▶ **Requirement**
Return the records in full, exactly as given.
┌──
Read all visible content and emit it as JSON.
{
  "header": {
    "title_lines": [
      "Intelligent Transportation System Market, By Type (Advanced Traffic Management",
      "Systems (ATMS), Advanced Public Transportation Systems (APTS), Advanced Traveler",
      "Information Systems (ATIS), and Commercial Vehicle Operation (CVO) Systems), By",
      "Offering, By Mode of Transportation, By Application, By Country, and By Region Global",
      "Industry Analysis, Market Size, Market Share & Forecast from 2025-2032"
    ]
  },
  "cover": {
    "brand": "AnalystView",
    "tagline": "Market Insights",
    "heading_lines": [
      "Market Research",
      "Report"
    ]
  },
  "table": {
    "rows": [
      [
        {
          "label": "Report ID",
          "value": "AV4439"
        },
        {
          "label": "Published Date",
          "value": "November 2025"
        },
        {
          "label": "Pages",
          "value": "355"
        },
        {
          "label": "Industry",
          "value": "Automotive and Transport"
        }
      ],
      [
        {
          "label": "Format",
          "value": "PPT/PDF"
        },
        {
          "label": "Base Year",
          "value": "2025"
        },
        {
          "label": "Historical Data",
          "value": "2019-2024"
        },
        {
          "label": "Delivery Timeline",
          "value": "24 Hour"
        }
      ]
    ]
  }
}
└──
▶ **Answer in full**
Read all visible content and emit it as JSON.
{
  "header": {
    "title_lines": [
      "Intelligent Transportation System Market, By Type (Advanced Traffic Management",
      "Systems (ATMS), Advanced Public Transportation Systems (APTS), Advanced Traveler",
      "Information Systems (ATIS), and Commercial Vehicle Operation (CVO) Systems), By",
      "Offering, By Mode of Transportation, By Application, By Country, and By Region Global",
      "Industry Analysis, Market Size, Market Share & Forecast from 2025-2032"
    ]
  },
  "cover": {
    "brand": "AnalystView",
    "tagline": "Market Insights",
    "heading_lines": [
      "Market Research",
      "Report"
    ]
  },
  "table": {
    "rows": [
      [
        {
          "label": "Report ID",
          "value": "AV4439"
        },
        {
          "label": "Published Date",
          "value": "November 2025"
        },
        {
          "label": "Pages",
          "value": "355"
        },
        {
          "label": "Industry",
          "value": "Automotive and Transport"
        }
      ],
      [
        {
          "label": "Format",
          "value": "PPT/PDF"
        },
        {
          "label": "Base Year",
          "value": "2025"
        },
        {
          "label": "Historical Data",
          "value": "2019-2024"
        },
        {
          "label": "Delivery Timeline",
          "value": "24 Hour"
        }
      ]
    ]
  }
}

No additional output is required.